Dataset rows about figures
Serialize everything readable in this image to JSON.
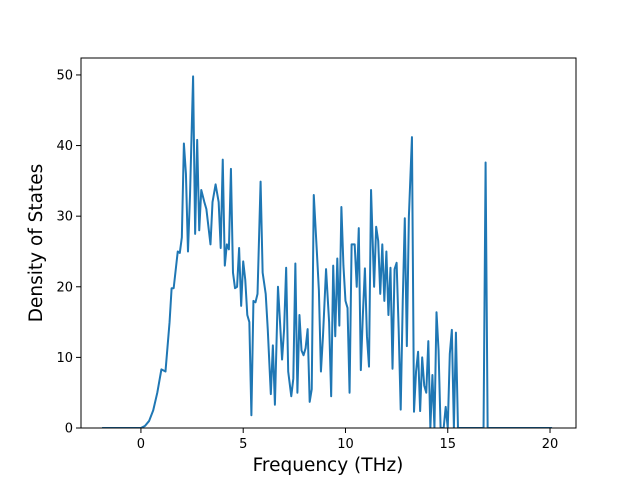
{
  "chart_data": {
    "type": "line",
    "xlabel": "Frequency (THz)",
    "ylabel": "Density of States",
    "color": "#1f77b4",
    "x": [
      -1.9,
      0,
      0.2,
      0.4,
      0.6,
      0.8,
      1.0,
      1.2,
      1.4,
      1.5,
      1.6,
      1.8,
      1.9,
      2.0,
      2.1,
      2.2,
      2.3,
      2.4,
      2.55,
      2.65,
      2.75,
      2.85,
      2.95,
      3.1,
      3.2,
      3.4,
      3.5,
      3.65,
      3.8,
      3.9,
      4.0,
      4.1,
      4.2,
      4.3,
      4.4,
      4.5,
      4.6,
      4.7,
      4.8,
      4.9,
      5.0,
      5.1,
      5.2,
      5.3,
      5.4,
      5.5,
      5.6,
      5.7,
      5.85,
      5.95,
      6.1,
      6.2,
      6.35,
      6.45,
      6.55,
      6.7,
      6.8,
      6.9,
      7.0,
      7.1,
      7.2,
      7.35,
      7.45,
      7.55,
      7.65,
      7.75,
      7.85,
      7.95,
      8.05,
      8.15,
      8.25,
      8.35,
      8.45,
      8.6,
      8.7,
      8.8,
      8.9,
      9.05,
      9.2,
      9.3,
      9.4,
      9.5,
      9.6,
      9.7,
      9.8,
      9.9,
      10.0,
      10.1,
      10.2,
      10.3,
      10.45,
      10.55,
      10.65,
      10.75,
      10.85,
      10.95,
      11.05,
      11.15,
      11.25,
      11.4,
      11.5,
      11.6,
      11.7,
      11.8,
      11.9,
      12.0,
      12.1,
      12.2,
      12.3,
      12.4,
      12.5,
      12.6,
      12.7,
      12.8,
      12.9,
      13.0,
      13.1,
      13.25,
      13.35,
      13.45,
      13.55,
      13.65,
      13.75,
      13.85,
      13.95,
      14.05,
      14.15,
      14.25,
      14.35,
      14.45,
      14.55,
      14.65,
      14.8,
      14.9,
      15.0,
      15.1,
      15.2,
      15.3,
      15.4,
      15.5,
      15.6,
      16.75,
      16.85,
      16.95,
      20.1
    ],
    "values": [
      0,
      0,
      0.3,
      1,
      2.5,
      5,
      8.3,
      8,
      15,
      19.8,
      19.8,
      25,
      24.8,
      27,
      40.3,
      36,
      25,
      33,
      49.8,
      27.5,
      40.8,
      28,
      33.7,
      32,
      31,
      26,
      32,
      34.5,
      32,
      25.5,
      38,
      23,
      26,
      25.3,
      36.7,
      22,
      19.8,
      20,
      25.5,
      17.3,
      23.6,
      21,
      16,
      15,
      1.8,
      18,
      17.8,
      19,
      34.9,
      22,
      19,
      14,
      4.8,
      11.7,
      3.3,
      20,
      15,
      9.7,
      14,
      22.7,
      8,
      4.5,
      7,
      23.3,
      5,
      16,
      11,
      10.3,
      11.3,
      14,
      3.7,
      5.5,
      33,
      25,
      19.5,
      8,
      13,
      22.5,
      15,
      4.5,
      23,
      13,
      24,
      14.5,
      31.3,
      23,
      18,
      17,
      5,
      26,
      26,
      20,
      28.3,
      8.2,
      16,
      22.6,
      13,
      8.7,
      33.7,
      20,
      28.5,
      26.5,
      19,
      26,
      18,
      25,
      16,
      22.7,
      8.4,
      22.5,
      23.4,
      14,
      2.6,
      18,
      29.7,
      11.6,
      30,
      41.2,
      2.3,
      8,
      10.8,
      2.4,
      10,
      6,
      5,
      12.3,
      0,
      7.5,
      0,
      16.4,
      11,
      0,
      0,
      3,
      0,
      10.5,
      13.9,
      0,
      13.5,
      0,
      0,
      0,
      37.6,
      0,
      0
    ],
    "xlim": [
      -2.93,
      21.27
    ],
    "xticks": [
      0,
      5,
      10,
      15,
      20
    ],
    "ylim": [
      0,
      52.4
    ],
    "yticks": [
      0,
      10,
      20,
      30,
      40,
      50
    ]
  }
}
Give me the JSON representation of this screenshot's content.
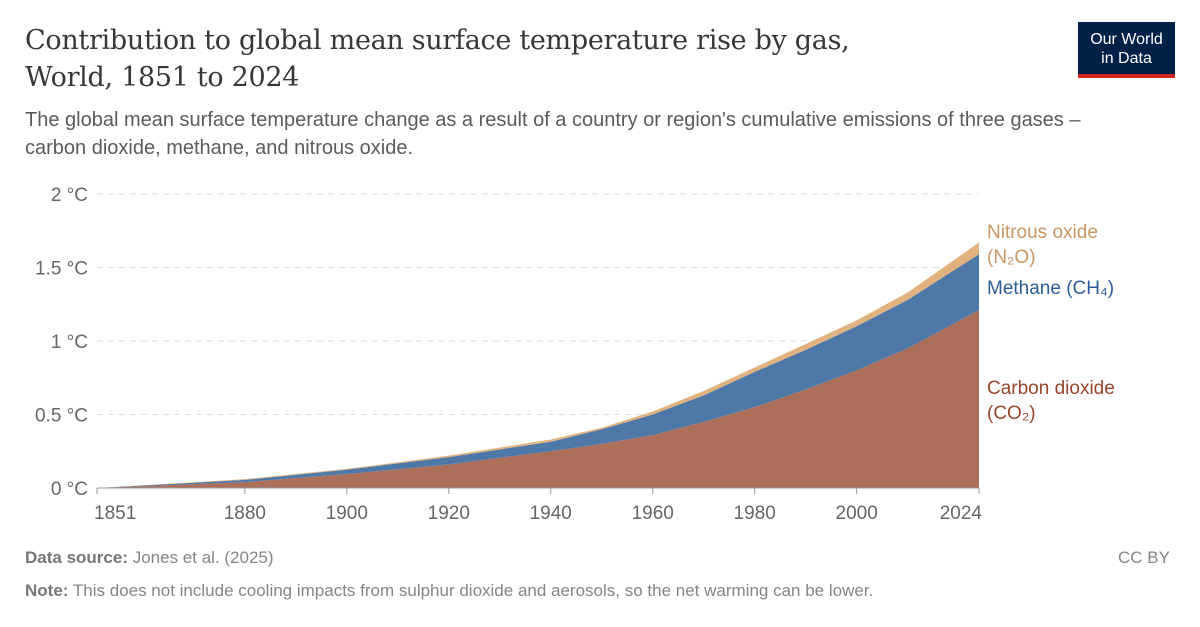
{
  "title_line1": "Contribution to global mean surface temperature rise by gas,",
  "title_line2": "World, 1851 to 2024",
  "subtitle": "The global mean surface temperature change as a result of a country or region's cumulative emissions of three gases – carbon dioxide, methane, and nitrous oxide.",
  "logo": {
    "line1": "Our World",
    "line2": "in Data",
    "bg": "#002147",
    "accent": "#ce261e"
  },
  "footer": {
    "source_label": "Data source:",
    "source_text": "Jones et al. (2025)",
    "note_label": "Note:",
    "note_text": "This does not include cooling impacts from sulphur dioxide and aerosols, so the net warming can be lower.",
    "license": "CC BY"
  },
  "chart_data": {
    "type": "area",
    "stacked": true,
    "xlim": [
      1851,
      2024
    ],
    "ylim": [
      0,
      2
    ],
    "grid": "horizontal dashed",
    "y_ticks": [
      {
        "v": 0,
        "label": "0 °C"
      },
      {
        "v": 0.5,
        "label": "0.5 °C"
      },
      {
        "v": 1,
        "label": "1 °C"
      },
      {
        "v": 1.5,
        "label": "1.5 °C"
      },
      {
        "v": 2,
        "label": "2 °C"
      }
    ],
    "x_ticks": [
      {
        "v": 1851,
        "label": "1851"
      },
      {
        "v": 1880,
        "label": "1880"
      },
      {
        "v": 1900,
        "label": "1900"
      },
      {
        "v": 1920,
        "label": "1920"
      },
      {
        "v": 1940,
        "label": "1940"
      },
      {
        "v": 1960,
        "label": "1960"
      },
      {
        "v": 1980,
        "label": "1980"
      },
      {
        "v": 2000,
        "label": "2000"
      },
      {
        "v": 2024,
        "label": "2024"
      }
    ],
    "x": [
      1851,
      1880,
      1900,
      1920,
      1940,
      1950,
      1960,
      1970,
      1980,
      1990,
      2000,
      2010,
      2024
    ],
    "series": [
      {
        "name_line1": "Carbon dioxide",
        "name_line2": "(CO₂)",
        "color": "#ab6f5a",
        "label_color": "#98442b",
        "values": [
          0,
          0.04,
          0.095,
          0.16,
          0.25,
          0.3,
          0.36,
          0.45,
          0.55,
          0.67,
          0.8,
          0.95,
          1.21
        ]
      },
      {
        "name_line1": "Methane (CH₄)",
        "name_line2": "",
        "color": "#4e78a7",
        "label_color": "#2c5d99",
        "values": [
          0,
          0.015,
          0.03,
          0.05,
          0.065,
          0.1,
          0.14,
          0.18,
          0.24,
          0.27,
          0.3,
          0.33,
          0.38
        ]
      },
      {
        "name_line1": "Nitrous oxide",
        "name_line2": "(N₂O)",
        "color": "#e1b27f",
        "label_color": "#c89563",
        "values": [
          0,
          0.005,
          0.005,
          0.01,
          0.015,
          0.01,
          0.02,
          0.03,
          0.03,
          0.04,
          0.04,
          0.05,
          0.08
        ]
      }
    ]
  }
}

Your goal
The data above needs to be retyped exactly, with the images left out.

Written response
Serialize everything readable in this image to JSON.
{
  "chart_data": {
    "type": "line",
    "xlabel": "Frequency (THz)",
    "ylabel": "Density of States",
    "color": "#1f77b4",
    "x": [
      -1.9,
      0,
      0.2,
      0.4,
      0.6,
      0.8,
      1.0,
      1.2,
      1.4,
      1.5,
      1.6,
      1.8,
      1.9,
      2.0,
      2.1,
      2.2,
      2.3,
      2.4,
      2.55,
      2.65,
      2.75,
      2.85,
      2.95,
      3.1,
      3.2,
      3.4,
      3.5,
      3.65,
      3.8,
      3.9,
      4.0,
      4.1,
      4.2,
      4.3,
      4.4,
      4.5,
      4.6,
      4.7,
      4.8,
      4.9,
      5.0,
      5.1,
      5.2,
      5.3,
      5.4,
      5.5,
      5.6,
      5.7,
      5.85,
      5.95,
      6.1,
      6.2,
      6.35,
      6.45,
      6.55,
      6.7,
      6.8,
      6.9,
      7.0,
      7.1,
      7.2,
      7.35,
      7.45,
      7.55,
      7.65,
      7.75,
      7.85,
      7.95,
      8.05,
      8.15,
      8.25,
      8.35,
      8.45,
      8.6,
      8.7,
      8.8,
      8.9,
      9.05,
      9.2,
      9.3,
      9.4,
      9.5,
      9.6,
      9.7,
      9.8,
      9.9,
      10.0,
      10.1,
      10.2,
      10.3,
      10.45,
      10.55,
      10.65,
      10.75,
      10.85,
      10.95,
      11.05,
      11.15,
      11.25,
      11.4,
      11.5,
      11.6,
      11.7,
      11.8,
      11.9,
      12.0,
      12.1,
      12.2,
      12.3,
      12.4,
      12.5,
      12.6,
      12.7,
      12.8,
      12.9,
      13.0,
      13.1,
      13.25,
      13.35,
      13.45,
      13.55,
      13.65,
      13.75,
      13.85,
      13.95,
      14.05,
      14.15,
      14.25,
      14.35,
      14.45,
      14.55,
      14.65,
      14.8,
      14.9,
      15.0,
      15.1,
      15.2,
      15.3,
      15.4,
      15.5,
      15.6,
      16.75,
      16.85,
      16.95,
      20.1
    ],
    "values": [
      0,
      0,
      0.3,
      1,
      2.5,
      5,
      8.3,
      8,
      15,
      19.8,
      19.8,
      25,
      24.8,
      27,
      40.3,
      36,
      25,
      33,
      49.8,
      27.5,
      40.8,
      28,
      33.7,
      32,
      31,
      26,
      32,
      34.5,
      32,
      25.5,
      38,
      23,
      26,
      25.3,
      36.7,
      22,
      19.8,
      20,
      25.5,
      17.3,
      23.6,
      21,
      16,
      15,
      1.8,
      18,
      17.8,
      19,
      34.9,
      22,
      19,
      14,
      4.8,
      11.7,
      3.3,
      20,
      15,
      9.7,
      14,
      22.7,
      8,
      4.5,
      7,
      23.3,
      5,
      16,
      11,
      10.3,
      11.3,
      14,
      3.7,
      5.5,
      33,
      25,
      19.5,
      8,
      13,
      22.5,
      15,
      4.5,
      23,
      13,
      24,
      14.5,
      31.3,
      23,
      18,
      17,
      5,
      26,
      26,
      20,
      28.3,
      8.2,
      16,
      22.6,
      13,
      8.7,
      33.7,
      20,
      28.5,
      26.5,
      19,
      26,
      18,
      25,
      16,
      22.7,
      8.4,
      22.5,
      23.4,
      14,
      2.6,
      18,
      29.7,
      11.6,
      30,
      41.2,
      2.3,
      8,
      10.8,
      2.4,
      10,
      6,
      5,
      12.3,
      0,
      7.5,
      0,
      16.4,
      11,
      0,
      0,
      3,
      0,
      10.5,
      13.9,
      0,
      13.5,
      0,
      0,
      0,
      37.6,
      0,
      0
    ],
    "xlim": [
      -2.93,
      21.27
    ],
    "xticks": [
      0,
      5,
      10,
      15,
      20
    ],
    "ylim": [
      0,
      52.4
    ],
    "yticks": [
      0,
      10,
      20,
      30,
      40,
      50
    ]
  }
}
Give me the JSON representation of this screenshot's content.
{
  "title_line1": "Contribution to global mean surface temperature rise by gas,",
  "title_line2": "World, 1851 to 2024",
  "subtitle": "The global mean surface temperature change as a result of a country or region's cumulative emissions of three gases – carbon dioxide, methane, and nitrous oxide.",
  "logo": {
    "line1": "Our World",
    "line2": "in Data",
    "bg": "#002147",
    "accent": "#ce261e"
  },
  "footer": {
    "source_label": "Data source:",
    "source_text": "Jones et al. (2025)",
    "note_label": "Note:",
    "note_text": "This does not include cooling impacts from sulphur dioxide and aerosols, so the net warming can be lower.",
    "license": "CC BY"
  },
  "chart_data": {
    "type": "area",
    "stacked": true,
    "xlim": [
      1851,
      2024
    ],
    "ylim": [
      0,
      2
    ],
    "grid": "horizontal dashed",
    "y_ticks": [
      {
        "v": 0,
        "label": "0 °C"
      },
      {
        "v": 0.5,
        "label": "0.5 °C"
      },
      {
        "v": 1,
        "label": "1 °C"
      },
      {
        "v": 1.5,
        "label": "1.5 °C"
      },
      {
        "v": 2,
        "label": "2 °C"
      }
    ],
    "x_ticks": [
      {
        "v": 1851,
        "label": "1851"
      },
      {
        "v": 1880,
        "label": "1880"
      },
      {
        "v": 1900,
        "label": "1900"
      },
      {
        "v": 1920,
        "label": "1920"
      },
      {
        "v": 1940,
        "label": "1940"
      },
      {
        "v": 1960,
        "label": "1960"
      },
      {
        "v": 1980,
        "label": "1980"
      },
      {
        "v": 2000,
        "label": "2000"
      },
      {
        "v": 2024,
        "label": "2024"
      }
    ],
    "x": [
      1851,
      1880,
      1900,
      1920,
      1940,
      1950,
      1960,
      1970,
      1980,
      1990,
      2000,
      2010,
      2024
    ],
    "series": [
      {
        "name_line1": "Carbon dioxide",
        "name_line2": "(CO₂)",
        "color": "#ab6f5a",
        "label_color": "#98442b",
        "values": [
          0,
          0.04,
          0.095,
          0.16,
          0.25,
          0.3,
          0.36,
          0.45,
          0.55,
          0.67,
          0.8,
          0.95,
          1.21
        ]
      },
      {
        "name_line1": "Methane (CH₄)",
        "name_line2": "",
        "color": "#4e78a7",
        "label_color": "#2c5d99",
        "values": [
          0,
          0.015,
          0.03,
          0.05,
          0.065,
          0.1,
          0.14,
          0.18,
          0.24,
          0.27,
          0.3,
          0.33,
          0.38
        ]
      },
      {
        "name_line1": "Nitrous oxide",
        "name_line2": "(N₂O)",
        "color": "#e1b27f",
        "label_color": "#c89563",
        "values": [
          0,
          0.005,
          0.005,
          0.01,
          0.015,
          0.01,
          0.02,
          0.03,
          0.03,
          0.04,
          0.04,
          0.05,
          0.08
        ]
      }
    ]
  }
}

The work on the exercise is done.